╭──
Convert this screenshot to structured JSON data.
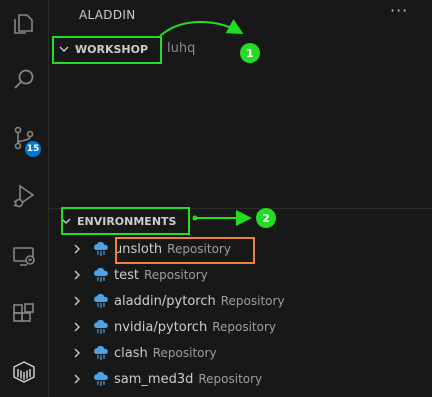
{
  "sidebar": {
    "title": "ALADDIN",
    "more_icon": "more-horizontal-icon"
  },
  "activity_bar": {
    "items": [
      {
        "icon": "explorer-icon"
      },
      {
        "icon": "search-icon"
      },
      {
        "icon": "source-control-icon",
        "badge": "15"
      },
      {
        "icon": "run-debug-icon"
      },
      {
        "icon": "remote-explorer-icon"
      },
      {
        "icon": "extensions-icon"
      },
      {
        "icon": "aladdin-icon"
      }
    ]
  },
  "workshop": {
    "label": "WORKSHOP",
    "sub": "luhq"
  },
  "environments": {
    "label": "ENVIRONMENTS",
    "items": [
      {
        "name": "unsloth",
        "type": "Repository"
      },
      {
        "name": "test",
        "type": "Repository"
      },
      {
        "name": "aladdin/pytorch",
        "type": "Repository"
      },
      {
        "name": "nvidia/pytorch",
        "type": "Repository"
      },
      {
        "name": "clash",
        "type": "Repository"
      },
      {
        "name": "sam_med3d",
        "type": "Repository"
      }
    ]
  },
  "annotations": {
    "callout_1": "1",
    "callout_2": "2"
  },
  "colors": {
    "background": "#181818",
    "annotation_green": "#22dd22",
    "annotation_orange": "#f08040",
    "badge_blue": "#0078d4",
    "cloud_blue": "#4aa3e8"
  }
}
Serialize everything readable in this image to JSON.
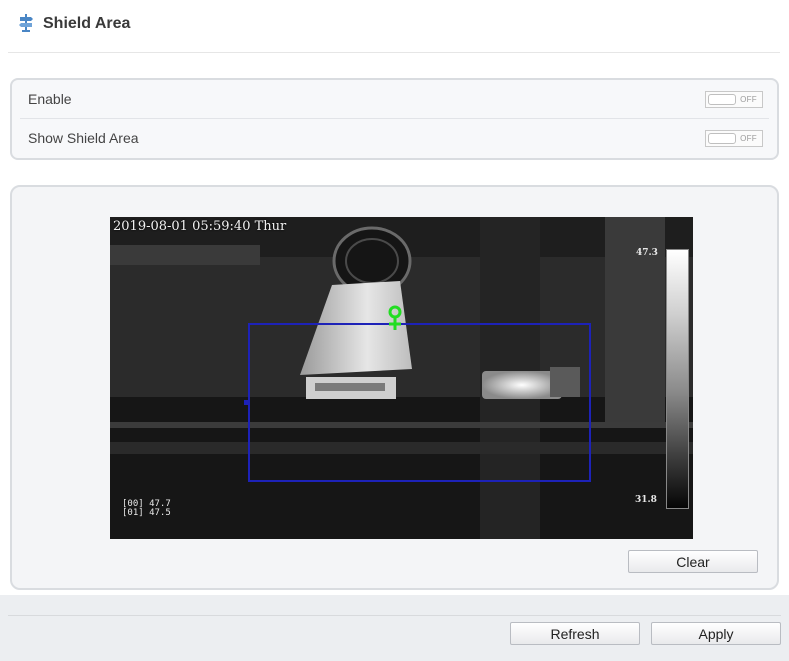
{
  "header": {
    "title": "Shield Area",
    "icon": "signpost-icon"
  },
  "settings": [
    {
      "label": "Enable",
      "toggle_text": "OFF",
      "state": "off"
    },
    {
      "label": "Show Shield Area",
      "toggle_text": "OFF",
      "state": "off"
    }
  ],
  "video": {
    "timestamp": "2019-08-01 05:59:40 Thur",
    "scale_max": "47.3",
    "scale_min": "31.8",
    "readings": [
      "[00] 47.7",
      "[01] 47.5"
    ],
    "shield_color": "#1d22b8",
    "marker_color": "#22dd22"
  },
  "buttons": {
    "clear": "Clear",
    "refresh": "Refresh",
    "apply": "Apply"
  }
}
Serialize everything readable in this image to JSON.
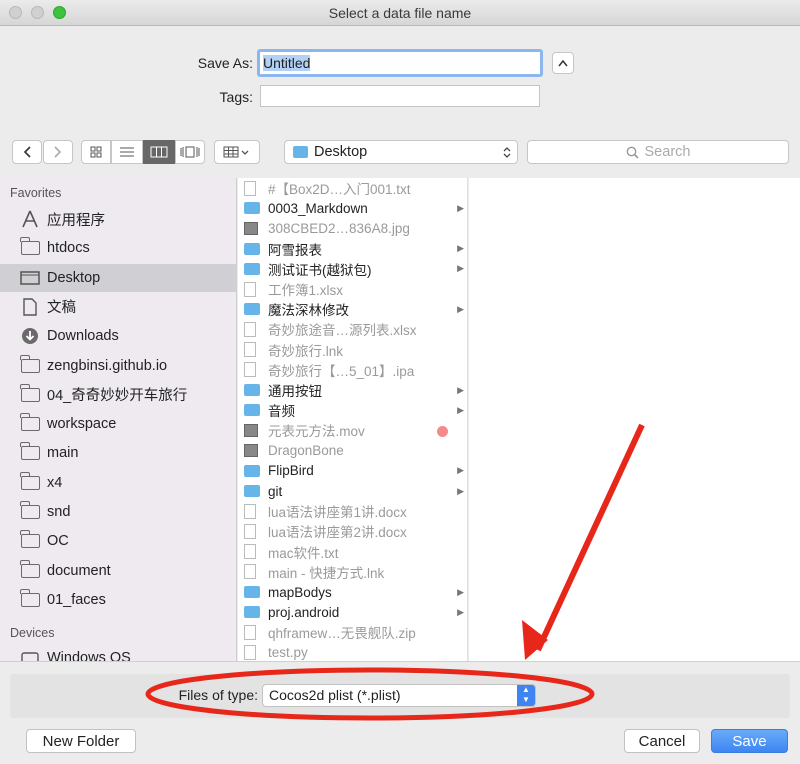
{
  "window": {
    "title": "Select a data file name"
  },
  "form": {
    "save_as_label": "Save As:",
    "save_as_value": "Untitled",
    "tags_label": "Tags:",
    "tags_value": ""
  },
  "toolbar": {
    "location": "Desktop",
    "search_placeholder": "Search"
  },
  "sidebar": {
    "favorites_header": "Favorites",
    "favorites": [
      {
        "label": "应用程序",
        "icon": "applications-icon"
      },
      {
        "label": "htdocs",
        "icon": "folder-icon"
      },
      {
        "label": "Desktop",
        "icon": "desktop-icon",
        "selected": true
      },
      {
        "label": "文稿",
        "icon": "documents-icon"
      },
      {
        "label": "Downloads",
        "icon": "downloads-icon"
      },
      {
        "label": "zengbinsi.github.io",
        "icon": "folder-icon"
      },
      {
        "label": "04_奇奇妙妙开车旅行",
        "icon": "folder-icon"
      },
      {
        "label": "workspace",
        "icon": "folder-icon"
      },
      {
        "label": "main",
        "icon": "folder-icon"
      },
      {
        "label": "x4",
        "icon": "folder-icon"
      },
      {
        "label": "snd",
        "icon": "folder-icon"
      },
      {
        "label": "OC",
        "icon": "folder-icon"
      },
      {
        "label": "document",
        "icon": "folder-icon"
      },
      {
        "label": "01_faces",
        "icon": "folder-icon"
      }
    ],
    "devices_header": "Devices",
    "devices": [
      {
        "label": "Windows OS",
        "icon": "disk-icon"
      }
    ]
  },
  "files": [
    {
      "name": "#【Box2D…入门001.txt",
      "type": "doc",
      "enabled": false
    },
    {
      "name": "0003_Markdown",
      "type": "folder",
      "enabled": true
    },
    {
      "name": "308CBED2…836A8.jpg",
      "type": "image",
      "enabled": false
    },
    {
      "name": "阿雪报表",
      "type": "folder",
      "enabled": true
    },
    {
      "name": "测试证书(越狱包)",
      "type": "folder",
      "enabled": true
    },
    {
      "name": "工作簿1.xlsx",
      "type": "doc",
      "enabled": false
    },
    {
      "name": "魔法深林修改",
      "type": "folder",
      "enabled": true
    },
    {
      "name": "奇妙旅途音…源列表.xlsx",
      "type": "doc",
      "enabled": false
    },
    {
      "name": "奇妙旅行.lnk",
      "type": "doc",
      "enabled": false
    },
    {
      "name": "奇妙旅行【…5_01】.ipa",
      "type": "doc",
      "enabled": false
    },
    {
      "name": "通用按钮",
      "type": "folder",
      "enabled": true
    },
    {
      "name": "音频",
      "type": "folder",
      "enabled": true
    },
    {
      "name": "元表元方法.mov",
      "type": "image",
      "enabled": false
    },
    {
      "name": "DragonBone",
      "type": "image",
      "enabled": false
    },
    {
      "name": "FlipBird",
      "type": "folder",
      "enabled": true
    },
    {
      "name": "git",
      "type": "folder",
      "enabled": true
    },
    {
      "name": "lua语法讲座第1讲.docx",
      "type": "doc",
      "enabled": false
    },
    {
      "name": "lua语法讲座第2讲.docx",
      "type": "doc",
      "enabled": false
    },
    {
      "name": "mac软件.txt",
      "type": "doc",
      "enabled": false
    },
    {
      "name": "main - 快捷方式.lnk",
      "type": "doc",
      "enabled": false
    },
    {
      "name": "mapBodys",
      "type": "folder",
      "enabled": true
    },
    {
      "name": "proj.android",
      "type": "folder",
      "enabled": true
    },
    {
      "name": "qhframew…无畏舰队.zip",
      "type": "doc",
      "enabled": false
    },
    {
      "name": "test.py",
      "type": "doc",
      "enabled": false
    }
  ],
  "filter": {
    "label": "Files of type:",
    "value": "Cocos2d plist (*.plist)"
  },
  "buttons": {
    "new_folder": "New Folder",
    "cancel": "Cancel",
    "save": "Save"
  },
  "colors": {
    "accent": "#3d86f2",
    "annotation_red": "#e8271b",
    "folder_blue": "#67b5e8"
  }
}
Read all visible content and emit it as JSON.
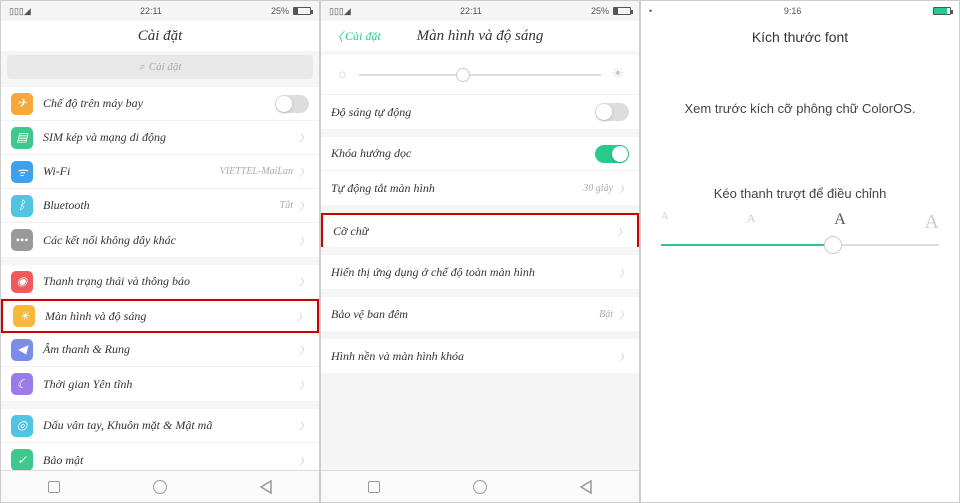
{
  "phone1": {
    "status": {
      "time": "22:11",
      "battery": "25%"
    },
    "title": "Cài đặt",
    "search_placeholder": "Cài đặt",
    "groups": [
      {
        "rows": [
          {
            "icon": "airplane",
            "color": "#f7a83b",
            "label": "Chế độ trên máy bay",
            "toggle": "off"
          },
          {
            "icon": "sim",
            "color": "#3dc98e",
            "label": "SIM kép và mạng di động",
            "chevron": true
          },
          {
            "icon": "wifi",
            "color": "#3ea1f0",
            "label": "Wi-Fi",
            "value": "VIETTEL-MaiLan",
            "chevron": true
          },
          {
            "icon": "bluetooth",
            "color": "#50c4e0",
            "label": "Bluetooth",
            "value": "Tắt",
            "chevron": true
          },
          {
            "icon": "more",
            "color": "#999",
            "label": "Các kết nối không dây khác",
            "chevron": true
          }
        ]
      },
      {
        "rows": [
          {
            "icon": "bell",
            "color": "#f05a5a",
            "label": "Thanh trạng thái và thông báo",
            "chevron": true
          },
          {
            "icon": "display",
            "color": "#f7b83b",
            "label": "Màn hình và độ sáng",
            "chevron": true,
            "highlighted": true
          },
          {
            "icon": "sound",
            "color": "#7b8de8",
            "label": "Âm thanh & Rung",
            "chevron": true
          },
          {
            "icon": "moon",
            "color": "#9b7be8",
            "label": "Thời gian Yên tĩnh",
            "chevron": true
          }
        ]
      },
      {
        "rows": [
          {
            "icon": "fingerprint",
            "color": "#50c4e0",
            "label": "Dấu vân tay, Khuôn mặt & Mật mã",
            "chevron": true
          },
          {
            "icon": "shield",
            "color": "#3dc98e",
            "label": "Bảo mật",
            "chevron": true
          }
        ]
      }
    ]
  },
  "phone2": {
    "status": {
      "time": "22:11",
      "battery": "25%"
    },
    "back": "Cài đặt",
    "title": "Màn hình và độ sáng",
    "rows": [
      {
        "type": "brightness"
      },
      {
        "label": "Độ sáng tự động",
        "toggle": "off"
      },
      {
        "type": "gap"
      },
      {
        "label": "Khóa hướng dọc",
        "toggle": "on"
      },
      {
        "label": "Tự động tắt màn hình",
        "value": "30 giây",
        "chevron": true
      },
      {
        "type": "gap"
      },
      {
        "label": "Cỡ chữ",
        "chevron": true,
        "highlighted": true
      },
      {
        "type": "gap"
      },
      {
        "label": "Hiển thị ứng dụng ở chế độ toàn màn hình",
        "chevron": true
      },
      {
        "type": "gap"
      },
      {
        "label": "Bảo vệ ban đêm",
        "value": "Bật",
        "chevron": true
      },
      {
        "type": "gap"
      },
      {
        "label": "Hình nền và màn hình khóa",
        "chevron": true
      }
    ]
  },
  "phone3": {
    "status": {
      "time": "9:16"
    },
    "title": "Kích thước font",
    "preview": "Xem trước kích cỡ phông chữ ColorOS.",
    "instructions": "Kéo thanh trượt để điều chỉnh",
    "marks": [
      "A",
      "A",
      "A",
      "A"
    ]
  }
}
╰──
--- What is required ---
Look for lines containing the string "docx" and copy them all.

--- Full answer ---
      "name": "lua语法讲座第1讲.docx",
      "name": "lua语法讲座第2讲.docx",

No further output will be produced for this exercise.